▶ [GOAL OF THE EXERCISE] Return the complete listing that follows, with each line reproduced exactly.

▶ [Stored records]
____
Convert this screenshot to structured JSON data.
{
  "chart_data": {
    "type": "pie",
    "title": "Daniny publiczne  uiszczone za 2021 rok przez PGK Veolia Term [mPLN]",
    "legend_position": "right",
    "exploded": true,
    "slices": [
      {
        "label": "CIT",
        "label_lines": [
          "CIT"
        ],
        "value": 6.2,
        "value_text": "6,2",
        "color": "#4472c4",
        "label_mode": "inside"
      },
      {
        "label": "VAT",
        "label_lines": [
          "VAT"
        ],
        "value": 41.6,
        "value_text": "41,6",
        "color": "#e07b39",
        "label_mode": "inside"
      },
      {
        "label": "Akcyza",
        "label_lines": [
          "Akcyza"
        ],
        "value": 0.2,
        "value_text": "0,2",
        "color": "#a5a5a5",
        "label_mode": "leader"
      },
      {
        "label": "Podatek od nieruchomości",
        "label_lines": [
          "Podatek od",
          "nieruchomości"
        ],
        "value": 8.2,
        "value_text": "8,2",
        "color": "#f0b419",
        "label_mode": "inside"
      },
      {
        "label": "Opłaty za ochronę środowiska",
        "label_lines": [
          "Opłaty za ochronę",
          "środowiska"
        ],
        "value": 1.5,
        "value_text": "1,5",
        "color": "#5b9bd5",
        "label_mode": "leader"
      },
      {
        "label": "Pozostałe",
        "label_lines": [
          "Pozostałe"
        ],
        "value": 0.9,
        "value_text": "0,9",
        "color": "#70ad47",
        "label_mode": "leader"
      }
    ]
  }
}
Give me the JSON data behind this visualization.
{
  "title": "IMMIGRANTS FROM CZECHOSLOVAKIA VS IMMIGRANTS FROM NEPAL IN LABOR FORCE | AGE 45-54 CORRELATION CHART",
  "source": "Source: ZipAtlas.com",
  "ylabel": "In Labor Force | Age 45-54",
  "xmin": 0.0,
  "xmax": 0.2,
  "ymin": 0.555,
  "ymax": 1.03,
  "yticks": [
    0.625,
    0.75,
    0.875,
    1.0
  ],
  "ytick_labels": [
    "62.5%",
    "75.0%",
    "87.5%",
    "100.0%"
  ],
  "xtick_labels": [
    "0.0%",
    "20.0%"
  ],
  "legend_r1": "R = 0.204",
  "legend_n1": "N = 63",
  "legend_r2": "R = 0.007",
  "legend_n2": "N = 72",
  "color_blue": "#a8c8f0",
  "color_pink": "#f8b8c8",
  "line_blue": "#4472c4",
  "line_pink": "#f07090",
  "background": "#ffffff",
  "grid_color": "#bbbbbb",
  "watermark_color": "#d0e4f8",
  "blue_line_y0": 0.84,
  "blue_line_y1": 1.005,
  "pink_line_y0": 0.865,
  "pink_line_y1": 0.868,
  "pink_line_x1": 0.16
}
____
▶ [RESULT OF THE EXERCISE]
Convert this screenshot to structured JSON data.
{
  "chart_data": {
    "type": "pie",
    "title": "Daniny publiczne  uiszczone za 2021 rok przez PGK Veolia Term [mPLN]",
    "legend_position": "right",
    "exploded": true,
    "slices": [
      {
        "label": "CIT",
        "label_lines": [
          "CIT"
        ],
        "value": 6.2,
        "value_text": "6,2",
        "color": "#4472c4",
        "label_mode": "inside"
      },
      {
        "label": "VAT",
        "label_lines": [
          "VAT"
        ],
        "value": 41.6,
        "value_text": "41,6",
        "color": "#e07b39",
        "label_mode": "inside"
      },
      {
        "label": "Akcyza",
        "label_lines": [
          "Akcyza"
        ],
        "value": 0.2,
        "value_text": "0,2",
        "color": "#a5a5a5",
        "label_mode": "leader"
      },
      {
        "label": "Podatek od nieruchomości",
        "label_lines": [
          "Podatek od",
          "nieruchomości"
        ],
        "value": 8.2,
        "value_text": "8,2",
        "color": "#f0b419",
        "label_mode": "inside"
      },
      {
        "label": "Opłaty za ochronę środowiska",
        "label_lines": [
          "Opłaty za ochronę",
          "środowiska"
        ],
        "value": 1.5,
        "value_text": "1,5",
        "color": "#5b9bd5",
        "label_mode": "leader"
      },
      {
        "label": "Pozostałe",
        "label_lines": [
          "Pozostałe"
        ],
        "value": 0.9,
        "value_text": "0,9",
        "color": "#70ad47",
        "label_mode": "leader"
      }
    ]
  }
}
Give me the JSON data behind this visualization.
{
  "title": "IMMIGRANTS FROM CZECHOSLOVAKIA VS IMMIGRANTS FROM NEPAL IN LABOR FORCE | AGE 45-54 CORRELATION CHART",
  "source": "Source: ZipAtlas.com",
  "ylabel": "In Labor Force | Age 45-54",
  "xmin": 0.0,
  "xmax": 0.2,
  "ymin": 0.555,
  "ymax": 1.03,
  "yticks": [
    0.625,
    0.75,
    0.875,
    1.0
  ],
  "ytick_labels": [
    "62.5%",
    "75.0%",
    "87.5%",
    "100.0%"
  ],
  "xtick_labels": [
    "0.0%",
    "20.0%"
  ],
  "legend_r1": "R = 0.204",
  "legend_n1": "N = 63",
  "legend_r2": "R = 0.007",
  "legend_n2": "N = 72",
  "color_blue": "#a8c8f0",
  "color_pink": "#f8b8c8",
  "line_blue": "#4472c4",
  "line_pink": "#f07090",
  "background": "#ffffff",
  "grid_color": "#bbbbbb",
  "watermark_color": "#d0e4f8",
  "blue_line_y0": 0.84,
  "blue_line_y1": 1.005,
  "pink_line_y0": 0.865,
  "pink_line_y1": 0.868,
  "pink_line_x1": 0.16
}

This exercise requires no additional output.